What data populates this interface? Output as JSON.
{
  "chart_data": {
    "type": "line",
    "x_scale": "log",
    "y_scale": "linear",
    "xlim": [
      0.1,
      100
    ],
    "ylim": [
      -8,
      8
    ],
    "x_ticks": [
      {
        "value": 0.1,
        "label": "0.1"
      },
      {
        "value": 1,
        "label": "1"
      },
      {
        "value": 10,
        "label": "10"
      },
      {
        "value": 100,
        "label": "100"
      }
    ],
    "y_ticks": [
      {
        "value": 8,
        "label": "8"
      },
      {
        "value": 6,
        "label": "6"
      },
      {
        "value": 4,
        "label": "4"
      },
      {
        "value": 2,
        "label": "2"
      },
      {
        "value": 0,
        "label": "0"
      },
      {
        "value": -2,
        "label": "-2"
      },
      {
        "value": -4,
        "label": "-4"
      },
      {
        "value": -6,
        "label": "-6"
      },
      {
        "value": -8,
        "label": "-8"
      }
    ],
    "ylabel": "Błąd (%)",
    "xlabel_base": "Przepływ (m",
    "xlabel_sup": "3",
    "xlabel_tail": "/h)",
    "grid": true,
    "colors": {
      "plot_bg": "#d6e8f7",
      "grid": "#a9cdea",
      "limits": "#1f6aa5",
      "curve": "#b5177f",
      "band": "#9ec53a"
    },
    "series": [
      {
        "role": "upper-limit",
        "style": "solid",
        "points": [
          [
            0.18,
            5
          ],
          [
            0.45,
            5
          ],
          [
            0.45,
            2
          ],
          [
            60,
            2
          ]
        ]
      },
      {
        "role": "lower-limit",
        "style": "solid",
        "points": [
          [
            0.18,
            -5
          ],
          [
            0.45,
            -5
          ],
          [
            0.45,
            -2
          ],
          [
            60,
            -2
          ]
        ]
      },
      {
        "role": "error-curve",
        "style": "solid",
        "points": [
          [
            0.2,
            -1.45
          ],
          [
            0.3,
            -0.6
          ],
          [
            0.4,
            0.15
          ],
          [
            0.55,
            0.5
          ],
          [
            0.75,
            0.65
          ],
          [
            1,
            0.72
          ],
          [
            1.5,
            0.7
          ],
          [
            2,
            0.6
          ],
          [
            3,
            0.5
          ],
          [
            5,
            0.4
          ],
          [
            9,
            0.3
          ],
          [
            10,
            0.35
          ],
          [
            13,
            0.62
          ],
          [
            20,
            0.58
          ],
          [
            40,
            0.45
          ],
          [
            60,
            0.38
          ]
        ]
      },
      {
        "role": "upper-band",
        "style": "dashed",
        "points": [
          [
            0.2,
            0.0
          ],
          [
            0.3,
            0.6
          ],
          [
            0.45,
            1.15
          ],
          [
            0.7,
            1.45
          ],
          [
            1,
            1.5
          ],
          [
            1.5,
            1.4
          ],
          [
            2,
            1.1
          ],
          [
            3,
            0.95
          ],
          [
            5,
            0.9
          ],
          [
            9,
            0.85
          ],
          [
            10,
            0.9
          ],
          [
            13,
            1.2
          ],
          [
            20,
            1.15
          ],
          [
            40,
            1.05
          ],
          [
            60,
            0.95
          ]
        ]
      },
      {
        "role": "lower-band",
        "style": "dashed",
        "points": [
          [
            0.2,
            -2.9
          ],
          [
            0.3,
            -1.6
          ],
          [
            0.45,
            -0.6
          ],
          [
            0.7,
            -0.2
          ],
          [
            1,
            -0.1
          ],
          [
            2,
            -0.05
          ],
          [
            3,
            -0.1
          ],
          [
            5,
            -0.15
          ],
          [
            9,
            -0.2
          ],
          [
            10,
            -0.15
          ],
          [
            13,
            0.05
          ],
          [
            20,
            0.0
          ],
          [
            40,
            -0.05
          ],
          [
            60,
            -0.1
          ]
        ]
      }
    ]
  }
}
= = = = = = =
Exercise aim:
Print out the whole listing exactly as it appears.

Task solution:
What data populates this interface? Output as JSON.
{
  "chart_data": {
    "type": "line",
    "x_scale": "log",
    "y_scale": "linear",
    "xlim": [
      0.1,
      100
    ],
    "ylim": [
      -8,
      8
    ],
    "x_ticks": [
      {
        "value": 0.1,
        "label": "0.1"
      },
      {
        "value": 1,
        "label": "1"
      },
      {
        "value": 10,
        "label": "10"
      },
      {
        "value": 100,
        "label": "100"
      }
    ],
    "y_ticks": [
      {
        "value": 8,
        "label": "8"
      },
      {
        "value": 6,
        "label": "6"
      },
      {
        "value": 4,
        "label": "4"
      },
      {
        "value": 2,
        "label": "2"
      },
      {
        "value": 0,
        "label": "0"
      },
      {
        "value": -2,
        "label": "-2"
      },
      {
        "value": -4,
        "label": "-4"
      },
      {
        "value": -6,
        "label": "-6"
      },
      {
        "value": -8,
        "label": "-8"
      }
    ],
    "ylabel": "Błąd (%)",
    "xlabel_base": "Przepływ (m",
    "xlabel_sup": "3",
    "xlabel_tail": "/h)",
    "grid": true,
    "colors": {
      "plot_bg": "#d6e8f7",
      "grid": "#a9cdea",
      "limits": "#1f6aa5",
      "curve": "#b5177f",
      "band": "#9ec53a"
    },
    "series": [
      {
        "role": "upper-limit",
        "style": "solid",
        "points": [
          [
            0.18,
            5
          ],
          [
            0.45,
            5
          ],
          [
            0.45,
            2
          ],
          [
            60,
            2
          ]
        ]
      },
      {
        "role": "lower-limit",
        "style": "solid",
        "points": [
          [
            0.18,
            -5
          ],
          [
            0.45,
            -5
          ],
          [
            0.45,
            -2
          ],
          [
            60,
            -2
          ]
        ]
      },
      {
        "role": "error-curve",
        "style": "solid",
        "points": [
          [
            0.2,
            -1.45
          ],
          [
            0.3,
            -0.6
          ],
          [
            0.4,
            0.15
          ],
          [
            0.55,
            0.5
          ],
          [
            0.75,
            0.65
          ],
          [
            1,
            0.72
          ],
          [
            1.5,
            0.7
          ],
          [
            2,
            0.6
          ],
          [
            3,
            0.5
          ],
          [
            5,
            0.4
          ],
          [
            9,
            0.3
          ],
          [
            10,
            0.35
          ],
          [
            13,
            0.62
          ],
          [
            20,
            0.58
          ],
          [
            40,
            0.45
          ],
          [
            60,
            0.38
          ]
        ]
      },
      {
        "role": "upper-band",
        "style": "dashed",
        "points": [
          [
            0.2,
            0.0
          ],
          [
            0.3,
            0.6
          ],
          [
            0.45,
            1.15
          ],
          [
            0.7,
            1.45
          ],
          [
            1,
            1.5
          ],
          [
            1.5,
            1.4
          ],
          [
            2,
            1.1
          ],
          [
            3,
            0.95
          ],
          [
            5,
            0.9
          ],
          [
            9,
            0.85
          ],
          [
            10,
            0.9
          ],
          [
            13,
            1.2
          ],
          [
            20,
            1.15
          ],
          [
            40,
            1.05
          ],
          [
            60,
            0.95
          ]
        ]
      },
      {
        "role": "lower-band",
        "style": "dashed",
        "points": [
          [
            0.2,
            -2.9
          ],
          [
            0.3,
            -1.6
          ],
          [
            0.45,
            -0.6
          ],
          [
            0.7,
            -0.2
          ],
          [
            1,
            -0.1
          ],
          [
            2,
            -0.05
          ],
          [
            3,
            -0.1
          ],
          [
            5,
            -0.15
          ],
          [
            9,
            -0.2
          ],
          [
            10,
            -0.15
          ],
          [
            13,
            0.05
          ],
          [
            20,
            0.0
          ],
          [
            40,
            -0.05
          ],
          [
            60,
            -0.1
          ]
        ]
      }
    ]
  }
}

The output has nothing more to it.